** start INFORMATION GIVEN **

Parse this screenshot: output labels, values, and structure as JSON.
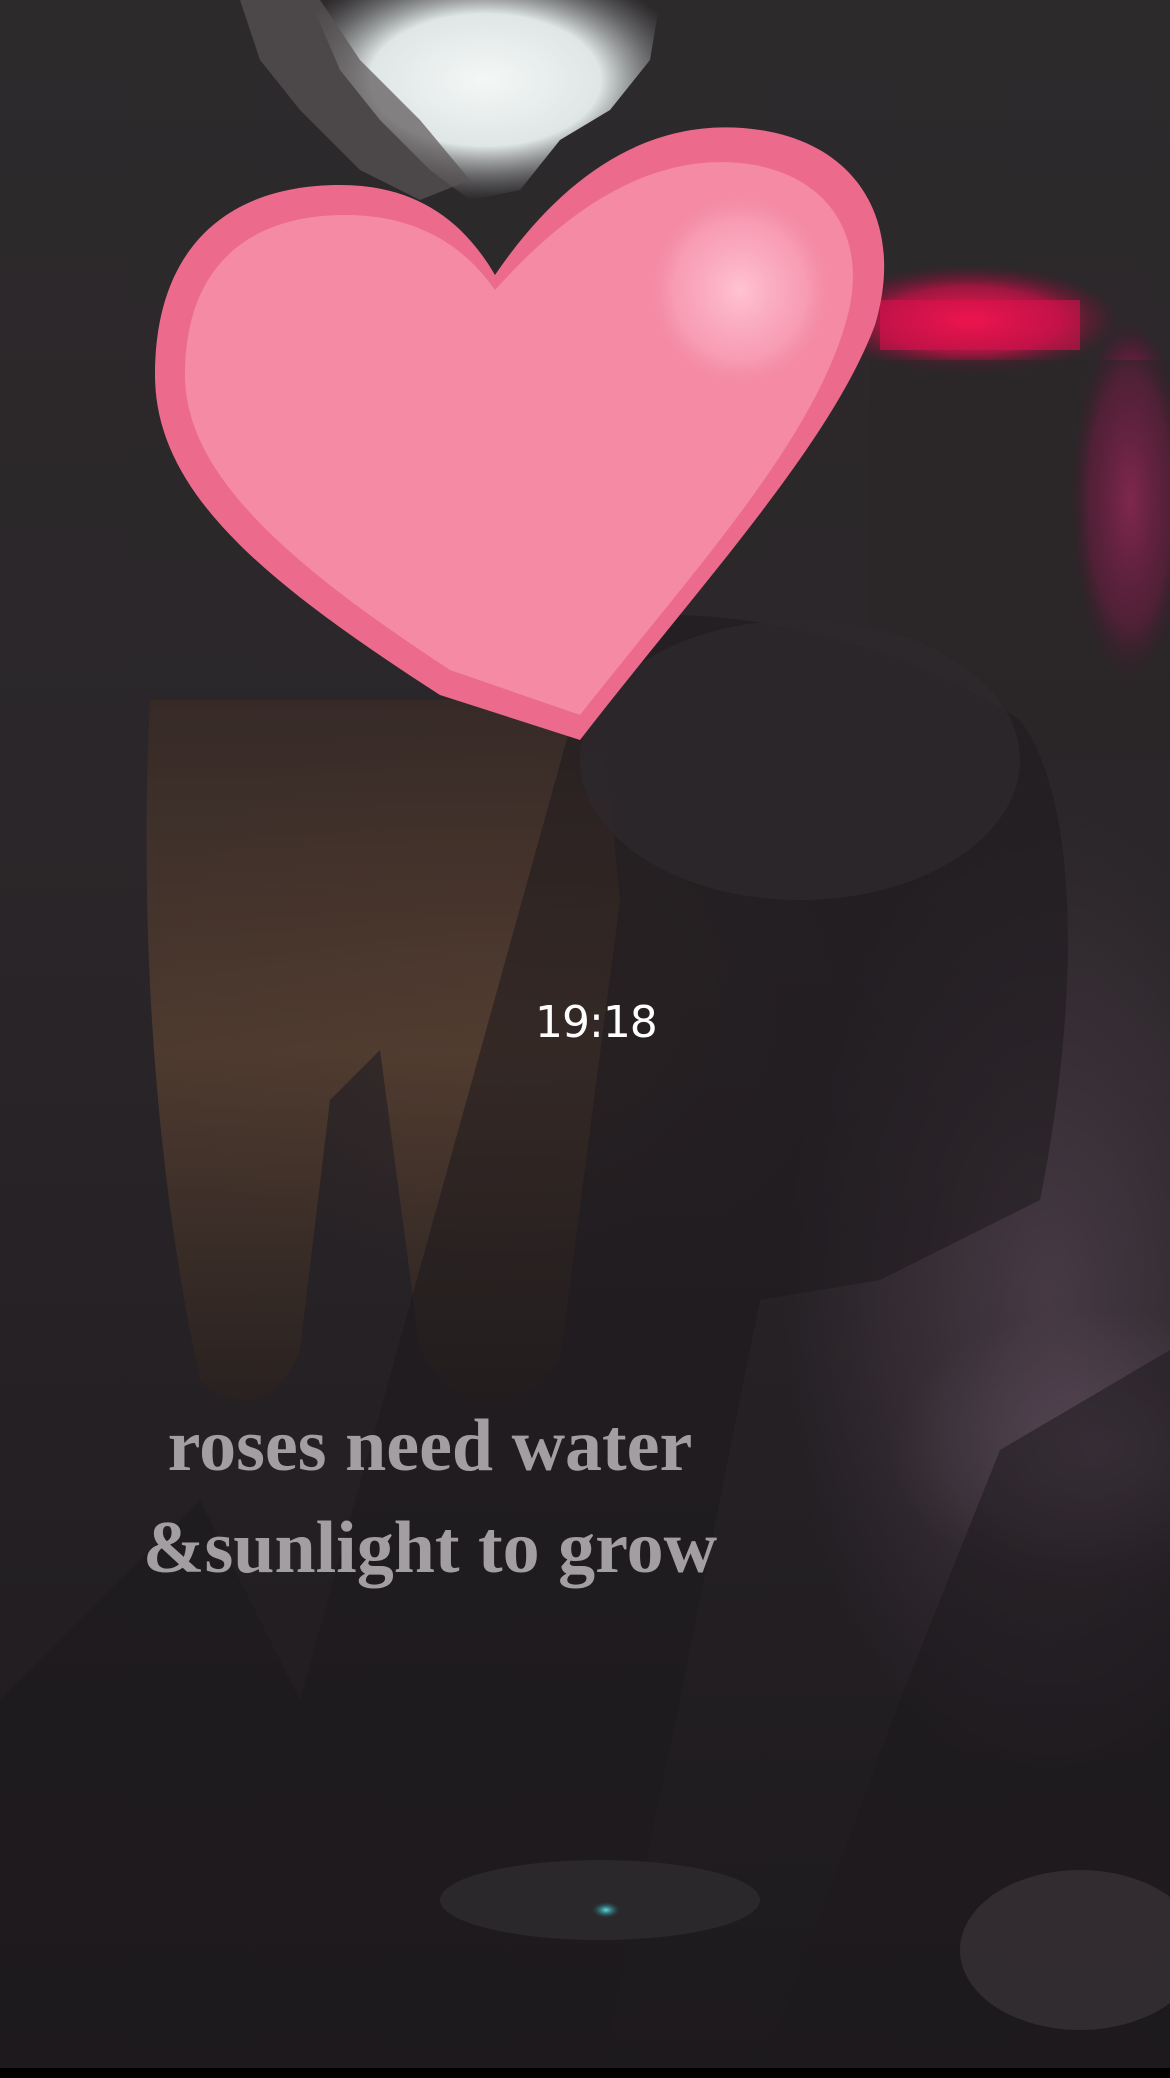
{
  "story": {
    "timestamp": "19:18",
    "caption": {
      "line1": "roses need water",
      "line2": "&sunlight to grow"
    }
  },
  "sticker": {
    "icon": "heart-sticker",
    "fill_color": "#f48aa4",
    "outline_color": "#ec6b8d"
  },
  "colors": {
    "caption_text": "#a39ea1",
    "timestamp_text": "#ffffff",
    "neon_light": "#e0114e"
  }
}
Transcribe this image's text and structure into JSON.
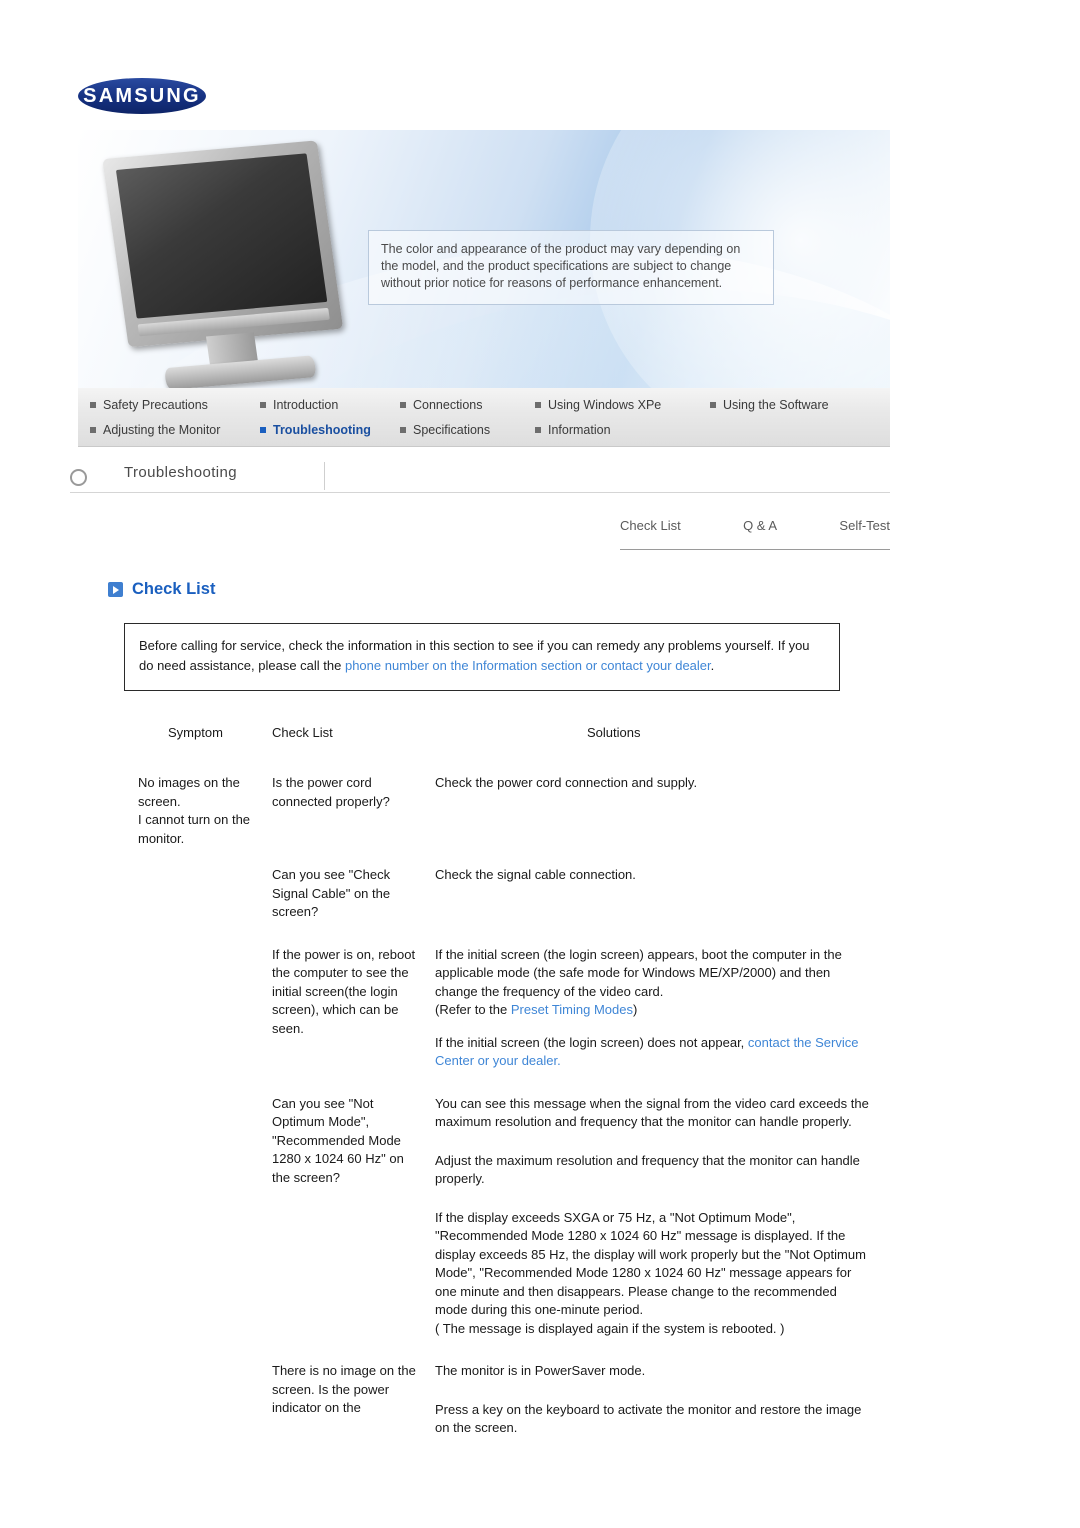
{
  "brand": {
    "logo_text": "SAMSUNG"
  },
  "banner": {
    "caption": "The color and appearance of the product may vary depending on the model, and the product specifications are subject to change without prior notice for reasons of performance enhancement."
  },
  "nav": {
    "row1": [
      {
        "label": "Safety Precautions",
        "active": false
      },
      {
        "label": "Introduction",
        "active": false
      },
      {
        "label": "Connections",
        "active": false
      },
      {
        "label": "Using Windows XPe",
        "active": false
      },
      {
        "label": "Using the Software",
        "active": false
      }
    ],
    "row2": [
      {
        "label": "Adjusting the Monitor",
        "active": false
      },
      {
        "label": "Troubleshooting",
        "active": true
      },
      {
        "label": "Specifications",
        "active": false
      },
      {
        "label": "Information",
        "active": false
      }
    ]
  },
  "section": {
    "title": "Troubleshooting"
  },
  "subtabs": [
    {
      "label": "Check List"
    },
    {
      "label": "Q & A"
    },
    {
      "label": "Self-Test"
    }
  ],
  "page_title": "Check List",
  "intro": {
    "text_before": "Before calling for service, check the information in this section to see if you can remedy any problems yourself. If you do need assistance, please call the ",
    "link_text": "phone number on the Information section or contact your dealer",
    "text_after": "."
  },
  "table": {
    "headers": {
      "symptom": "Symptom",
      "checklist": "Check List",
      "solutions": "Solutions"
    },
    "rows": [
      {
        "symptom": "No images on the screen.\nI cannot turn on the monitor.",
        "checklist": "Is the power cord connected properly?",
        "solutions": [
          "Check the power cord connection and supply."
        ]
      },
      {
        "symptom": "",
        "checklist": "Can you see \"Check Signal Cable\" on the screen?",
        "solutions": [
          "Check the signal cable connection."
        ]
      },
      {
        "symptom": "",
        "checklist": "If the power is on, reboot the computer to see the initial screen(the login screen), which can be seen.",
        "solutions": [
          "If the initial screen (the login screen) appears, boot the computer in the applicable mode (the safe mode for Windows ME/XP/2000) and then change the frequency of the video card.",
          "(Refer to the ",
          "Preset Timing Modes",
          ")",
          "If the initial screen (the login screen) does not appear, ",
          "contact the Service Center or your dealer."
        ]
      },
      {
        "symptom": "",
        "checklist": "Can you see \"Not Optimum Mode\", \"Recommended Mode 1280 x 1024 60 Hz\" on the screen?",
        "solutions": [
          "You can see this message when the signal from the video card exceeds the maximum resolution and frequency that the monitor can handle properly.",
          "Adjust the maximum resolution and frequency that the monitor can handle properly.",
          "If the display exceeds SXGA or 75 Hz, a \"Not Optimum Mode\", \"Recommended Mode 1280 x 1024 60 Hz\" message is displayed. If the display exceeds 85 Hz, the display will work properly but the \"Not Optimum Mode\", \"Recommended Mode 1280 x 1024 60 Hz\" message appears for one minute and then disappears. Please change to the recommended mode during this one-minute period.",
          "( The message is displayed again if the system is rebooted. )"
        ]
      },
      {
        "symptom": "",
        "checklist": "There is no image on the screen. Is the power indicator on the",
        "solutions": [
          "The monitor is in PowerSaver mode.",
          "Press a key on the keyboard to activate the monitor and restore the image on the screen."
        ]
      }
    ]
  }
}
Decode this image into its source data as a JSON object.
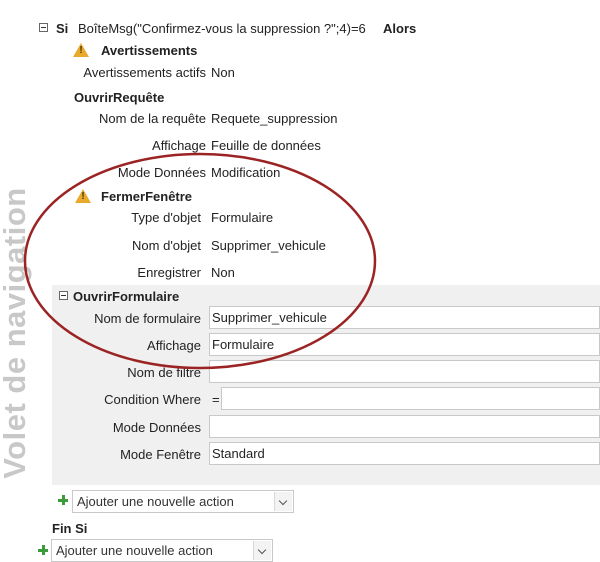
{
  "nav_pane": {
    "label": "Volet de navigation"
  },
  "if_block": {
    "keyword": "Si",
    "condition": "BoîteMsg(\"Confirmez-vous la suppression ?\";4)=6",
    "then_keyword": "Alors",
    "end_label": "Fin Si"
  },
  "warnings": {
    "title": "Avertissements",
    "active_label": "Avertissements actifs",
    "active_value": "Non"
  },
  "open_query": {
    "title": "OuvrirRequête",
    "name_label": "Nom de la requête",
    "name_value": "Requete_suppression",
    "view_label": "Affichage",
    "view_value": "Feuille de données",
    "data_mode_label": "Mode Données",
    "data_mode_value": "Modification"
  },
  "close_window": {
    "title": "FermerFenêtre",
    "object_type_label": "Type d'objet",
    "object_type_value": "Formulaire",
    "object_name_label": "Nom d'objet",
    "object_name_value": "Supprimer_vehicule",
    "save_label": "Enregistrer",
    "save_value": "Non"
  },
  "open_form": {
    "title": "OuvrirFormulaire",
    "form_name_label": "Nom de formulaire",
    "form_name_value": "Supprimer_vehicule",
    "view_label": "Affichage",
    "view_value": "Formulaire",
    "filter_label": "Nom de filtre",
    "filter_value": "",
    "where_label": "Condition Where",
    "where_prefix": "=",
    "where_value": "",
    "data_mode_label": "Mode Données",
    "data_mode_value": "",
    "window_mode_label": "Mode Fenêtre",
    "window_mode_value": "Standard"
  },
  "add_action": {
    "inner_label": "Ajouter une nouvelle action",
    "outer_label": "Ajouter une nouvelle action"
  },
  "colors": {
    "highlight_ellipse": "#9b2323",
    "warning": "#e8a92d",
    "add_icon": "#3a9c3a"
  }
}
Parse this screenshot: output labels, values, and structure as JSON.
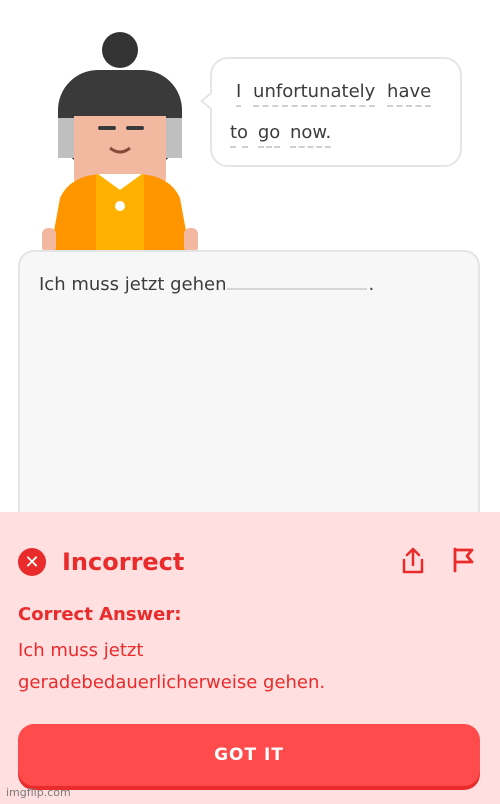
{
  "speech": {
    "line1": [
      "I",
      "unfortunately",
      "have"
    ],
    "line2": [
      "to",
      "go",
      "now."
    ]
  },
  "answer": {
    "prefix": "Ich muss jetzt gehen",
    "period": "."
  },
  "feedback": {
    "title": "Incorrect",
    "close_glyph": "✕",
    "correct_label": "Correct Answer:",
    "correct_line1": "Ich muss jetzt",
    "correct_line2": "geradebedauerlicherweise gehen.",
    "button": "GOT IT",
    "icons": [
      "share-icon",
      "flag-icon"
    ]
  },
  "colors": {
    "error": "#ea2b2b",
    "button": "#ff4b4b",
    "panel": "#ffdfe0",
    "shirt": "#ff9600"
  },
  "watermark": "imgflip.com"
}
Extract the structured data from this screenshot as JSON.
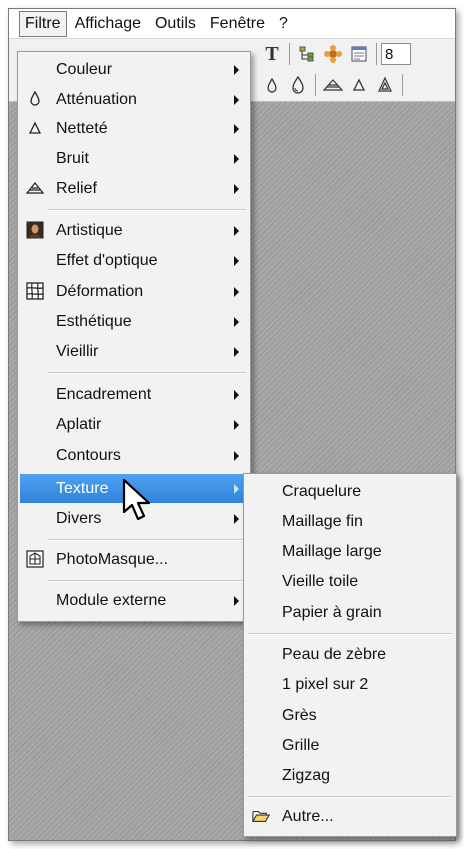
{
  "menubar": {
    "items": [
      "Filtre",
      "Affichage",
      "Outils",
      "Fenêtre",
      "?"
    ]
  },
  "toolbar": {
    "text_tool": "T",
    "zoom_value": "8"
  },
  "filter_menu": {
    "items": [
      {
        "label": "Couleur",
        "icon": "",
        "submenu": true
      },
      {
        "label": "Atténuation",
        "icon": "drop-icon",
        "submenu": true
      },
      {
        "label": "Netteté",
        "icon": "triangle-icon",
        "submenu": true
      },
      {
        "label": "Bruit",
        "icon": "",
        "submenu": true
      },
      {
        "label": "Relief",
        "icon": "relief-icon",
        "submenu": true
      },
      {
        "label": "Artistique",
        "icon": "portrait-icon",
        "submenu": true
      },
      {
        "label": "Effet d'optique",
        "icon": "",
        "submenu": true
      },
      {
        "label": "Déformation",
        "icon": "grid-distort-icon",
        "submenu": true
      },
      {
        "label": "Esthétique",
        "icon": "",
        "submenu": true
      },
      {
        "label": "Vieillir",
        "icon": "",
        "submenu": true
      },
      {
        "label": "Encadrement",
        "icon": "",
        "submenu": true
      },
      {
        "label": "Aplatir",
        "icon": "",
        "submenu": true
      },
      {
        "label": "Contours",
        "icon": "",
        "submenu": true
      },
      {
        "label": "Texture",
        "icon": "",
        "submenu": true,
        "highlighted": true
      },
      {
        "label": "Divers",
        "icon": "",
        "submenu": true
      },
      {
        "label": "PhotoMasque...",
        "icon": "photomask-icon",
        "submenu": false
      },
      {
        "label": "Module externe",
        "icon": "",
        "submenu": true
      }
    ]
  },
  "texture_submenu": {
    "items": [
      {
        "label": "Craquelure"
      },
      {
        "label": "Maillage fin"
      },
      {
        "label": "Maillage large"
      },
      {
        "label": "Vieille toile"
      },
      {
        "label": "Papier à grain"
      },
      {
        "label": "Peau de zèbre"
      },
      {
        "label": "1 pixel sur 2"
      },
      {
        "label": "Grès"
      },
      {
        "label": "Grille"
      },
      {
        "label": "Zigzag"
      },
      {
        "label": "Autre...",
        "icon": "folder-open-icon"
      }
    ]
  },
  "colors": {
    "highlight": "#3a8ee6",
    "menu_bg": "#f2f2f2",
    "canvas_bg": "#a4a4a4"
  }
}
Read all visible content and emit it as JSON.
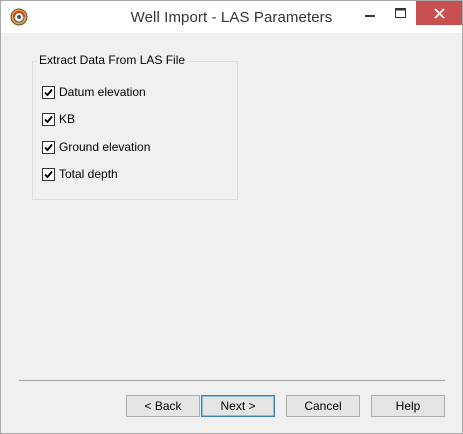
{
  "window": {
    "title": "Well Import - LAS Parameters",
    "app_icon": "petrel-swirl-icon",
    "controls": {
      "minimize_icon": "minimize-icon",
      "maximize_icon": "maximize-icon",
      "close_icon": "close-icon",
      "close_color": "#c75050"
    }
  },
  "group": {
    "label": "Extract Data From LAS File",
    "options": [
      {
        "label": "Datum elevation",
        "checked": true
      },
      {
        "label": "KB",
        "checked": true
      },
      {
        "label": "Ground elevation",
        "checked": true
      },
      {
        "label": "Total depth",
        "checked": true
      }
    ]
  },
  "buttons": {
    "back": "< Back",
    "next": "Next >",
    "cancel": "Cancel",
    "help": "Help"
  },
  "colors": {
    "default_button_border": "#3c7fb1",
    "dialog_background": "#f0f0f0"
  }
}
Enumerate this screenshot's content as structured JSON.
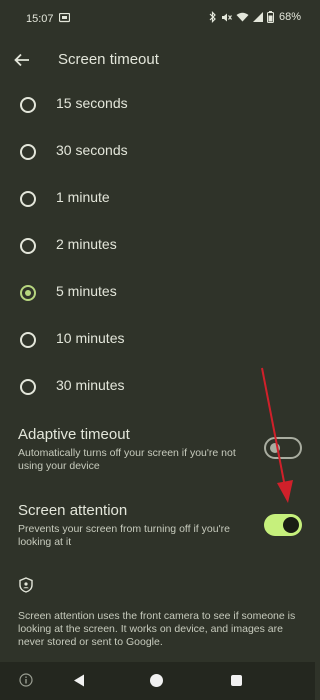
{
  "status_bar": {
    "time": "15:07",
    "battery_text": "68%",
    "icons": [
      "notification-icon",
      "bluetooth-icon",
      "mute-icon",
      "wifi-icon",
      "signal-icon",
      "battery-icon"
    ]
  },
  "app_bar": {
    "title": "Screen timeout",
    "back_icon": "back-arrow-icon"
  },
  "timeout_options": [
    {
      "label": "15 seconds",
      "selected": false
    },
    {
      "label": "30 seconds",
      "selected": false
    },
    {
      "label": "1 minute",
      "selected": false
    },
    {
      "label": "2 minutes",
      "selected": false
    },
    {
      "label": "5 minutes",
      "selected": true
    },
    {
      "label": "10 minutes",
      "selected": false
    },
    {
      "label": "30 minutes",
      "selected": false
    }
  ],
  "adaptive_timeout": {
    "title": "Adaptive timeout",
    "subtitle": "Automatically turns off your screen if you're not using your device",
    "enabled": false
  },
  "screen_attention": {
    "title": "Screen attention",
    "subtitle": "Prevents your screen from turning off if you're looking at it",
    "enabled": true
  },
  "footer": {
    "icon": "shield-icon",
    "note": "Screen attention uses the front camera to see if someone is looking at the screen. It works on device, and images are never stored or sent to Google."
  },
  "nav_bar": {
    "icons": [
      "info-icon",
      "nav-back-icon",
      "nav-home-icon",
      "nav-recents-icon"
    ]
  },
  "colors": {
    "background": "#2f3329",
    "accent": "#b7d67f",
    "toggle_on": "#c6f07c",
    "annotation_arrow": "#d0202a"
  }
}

** end INFORMATION GIVEN **

DIRECTIONS FOR THIS TASK ▸
Identify each line of the material where the word "content" shows up, and copy it.

EXERCISE OUTPUT ▸
Read all visible content and emit it as JSON.
Enumerate this screenshot's content as structured JSON.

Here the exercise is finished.